→ Goal of the exercise: Output every record word for word.
## START Given data
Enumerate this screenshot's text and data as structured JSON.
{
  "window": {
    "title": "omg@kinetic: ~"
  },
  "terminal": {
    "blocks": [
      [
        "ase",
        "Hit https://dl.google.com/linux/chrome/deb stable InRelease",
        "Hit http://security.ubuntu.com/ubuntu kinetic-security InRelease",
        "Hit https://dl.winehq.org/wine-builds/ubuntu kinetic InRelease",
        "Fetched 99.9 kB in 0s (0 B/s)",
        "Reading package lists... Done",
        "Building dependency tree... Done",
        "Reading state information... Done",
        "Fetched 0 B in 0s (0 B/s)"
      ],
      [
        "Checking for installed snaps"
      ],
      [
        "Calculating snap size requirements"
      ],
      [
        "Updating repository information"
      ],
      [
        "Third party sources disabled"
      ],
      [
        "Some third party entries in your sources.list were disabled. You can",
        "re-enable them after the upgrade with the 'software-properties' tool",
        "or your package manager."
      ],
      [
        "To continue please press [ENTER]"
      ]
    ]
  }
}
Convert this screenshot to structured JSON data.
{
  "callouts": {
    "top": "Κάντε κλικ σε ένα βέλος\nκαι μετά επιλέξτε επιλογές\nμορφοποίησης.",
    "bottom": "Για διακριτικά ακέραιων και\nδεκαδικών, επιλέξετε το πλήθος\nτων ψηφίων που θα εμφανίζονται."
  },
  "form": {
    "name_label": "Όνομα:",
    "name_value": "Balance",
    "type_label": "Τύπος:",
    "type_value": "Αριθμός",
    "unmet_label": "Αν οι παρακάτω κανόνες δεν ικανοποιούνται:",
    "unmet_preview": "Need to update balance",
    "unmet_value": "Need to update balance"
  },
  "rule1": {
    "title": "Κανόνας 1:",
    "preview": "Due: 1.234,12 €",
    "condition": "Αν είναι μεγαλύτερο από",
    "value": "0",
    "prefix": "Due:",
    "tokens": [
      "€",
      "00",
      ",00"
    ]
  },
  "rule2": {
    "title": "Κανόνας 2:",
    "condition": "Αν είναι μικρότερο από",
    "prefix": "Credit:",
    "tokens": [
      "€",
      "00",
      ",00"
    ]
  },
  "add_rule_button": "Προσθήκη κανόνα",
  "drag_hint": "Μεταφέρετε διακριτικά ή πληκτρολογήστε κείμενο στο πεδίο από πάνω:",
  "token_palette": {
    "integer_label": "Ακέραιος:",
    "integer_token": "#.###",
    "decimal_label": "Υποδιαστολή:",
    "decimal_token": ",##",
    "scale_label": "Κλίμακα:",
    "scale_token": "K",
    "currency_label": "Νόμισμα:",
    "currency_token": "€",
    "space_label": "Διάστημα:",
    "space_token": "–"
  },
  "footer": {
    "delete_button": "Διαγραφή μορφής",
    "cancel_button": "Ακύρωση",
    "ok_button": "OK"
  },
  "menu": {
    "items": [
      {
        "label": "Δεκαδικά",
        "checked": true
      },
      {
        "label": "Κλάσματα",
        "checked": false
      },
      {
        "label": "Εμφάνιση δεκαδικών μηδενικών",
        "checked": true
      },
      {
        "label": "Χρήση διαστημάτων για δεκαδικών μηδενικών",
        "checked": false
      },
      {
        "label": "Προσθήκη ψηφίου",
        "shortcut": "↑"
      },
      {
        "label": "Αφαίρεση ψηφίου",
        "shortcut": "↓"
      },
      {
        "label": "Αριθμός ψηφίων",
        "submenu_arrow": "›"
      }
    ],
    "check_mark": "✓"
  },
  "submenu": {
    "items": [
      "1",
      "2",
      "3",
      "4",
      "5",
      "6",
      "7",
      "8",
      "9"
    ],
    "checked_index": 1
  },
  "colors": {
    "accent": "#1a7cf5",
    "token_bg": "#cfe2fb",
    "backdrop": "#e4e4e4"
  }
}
## END Given data
→ Reply to the exercise:
Enumerate this screenshot's text and data as structured JSON.
{
  "window": {
    "title": "omg@kinetic: ~"
  },
  "terminal": {
    "blocks": [
      [
        "ase",
        "Hit https://dl.google.com/linux/chrome/deb stable InRelease",
        "Hit http://security.ubuntu.com/ubuntu kinetic-security InRelease",
        "Hit https://dl.winehq.org/wine-builds/ubuntu kinetic InRelease",
        "Fetched 99.9 kB in 0s (0 B/s)",
        "Reading package lists... Done",
        "Building dependency tree... Done",
        "Reading state information... Done",
        "Fetched 0 B in 0s (0 B/s)"
      ],
      [
        "Checking for installed snaps"
      ],
      [
        "Calculating snap size requirements"
      ],
      [
        "Updating repository information"
      ],
      [
        "Third party sources disabled"
      ],
      [
        "Some third party entries in your sources.list were disabled. You can",
        "re-enable them after the upgrade with the 'software-properties' tool",
        "or your package manager."
      ],
      [
        "To continue please press [ENTER]"
      ]
    ]
  }
}
Convert this screenshot to structured JSON data.
{
  "callouts": {
    "top": "Κάντε κλικ σε ένα βέλος\nκαι μετά επιλέξτε επιλογές\nμορφοποίησης.",
    "bottom": "Για διακριτικά ακέραιων και\nδεκαδικών, επιλέξετε το πλήθος\nτων ψηφίων που θα εμφανίζονται."
  },
  "form": {
    "name_label": "Όνομα:",
    "name_value": "Balance",
    "type_label": "Τύπος:",
    "type_value": "Αριθμός",
    "unmet_label": "Αν οι παρακάτω κανόνες δεν ικανοποιούνται:",
    "unmet_preview": "Need to update balance",
    "unmet_value": "Need to update balance"
  },
  "rule1": {
    "title": "Κανόνας 1:",
    "preview": "Due: 1.234,12 €",
    "condition": "Αν είναι μεγαλύτερο από",
    "value": "0",
    "prefix": "Due:",
    "tokens": [
      "€",
      "00",
      ",00"
    ]
  },
  "rule2": {
    "title": "Κανόνας 2:",
    "condition": "Αν είναι μικρότερο από",
    "prefix": "Credit:",
    "tokens": [
      "€",
      "00",
      ",00"
    ]
  },
  "add_rule_button": "Προσθήκη κανόνα",
  "drag_hint": "Μεταφέρετε διακριτικά ή πληκτρολογήστε κείμενο στο πεδίο από πάνω:",
  "token_palette": {
    "integer_label": "Ακέραιος:",
    "integer_token": "#.###",
    "decimal_label": "Υποδιαστολή:",
    "decimal_token": ",##",
    "scale_label": "Κλίμακα:",
    "scale_token": "K",
    "currency_label": "Νόμισμα:",
    "currency_token": "€",
    "space_label": "Διάστημα:",
    "space_token": "–"
  },
  "footer": {
    "delete_button": "Διαγραφή μορφής",
    "cancel_button": "Ακύρωση",
    "ok_button": "OK"
  },
  "menu": {
    "items": [
      {
        "label": "Δεκαδικά",
        "checked": true
      },
      {
        "label": "Κλάσματα",
        "checked": false
      },
      {
        "label": "Εμφάνιση δεκαδικών μηδενικών",
        "checked": true
      },
      {
        "label": "Χρήση διαστημάτων για δεκαδικών μηδενικών",
        "checked": false
      },
      {
        "label": "Προσθήκη ψηφίου",
        "shortcut": "↑"
      },
      {
        "label": "Αφαίρεση ψηφίου",
        "shortcut": "↓"
      },
      {
        "label": "Αριθμός ψηφίων",
        "submenu_arrow": "›"
      }
    ],
    "check_mark": "✓"
  },
  "submenu": {
    "items": [
      "1",
      "2",
      "3",
      "4",
      "5",
      "6",
      "7",
      "8",
      "9"
    ],
    "checked_index": 1
  },
  "colors": {
    "accent": "#1a7cf5",
    "token_bg": "#cfe2fb",
    "backdrop": "#e4e4e4"
  }
}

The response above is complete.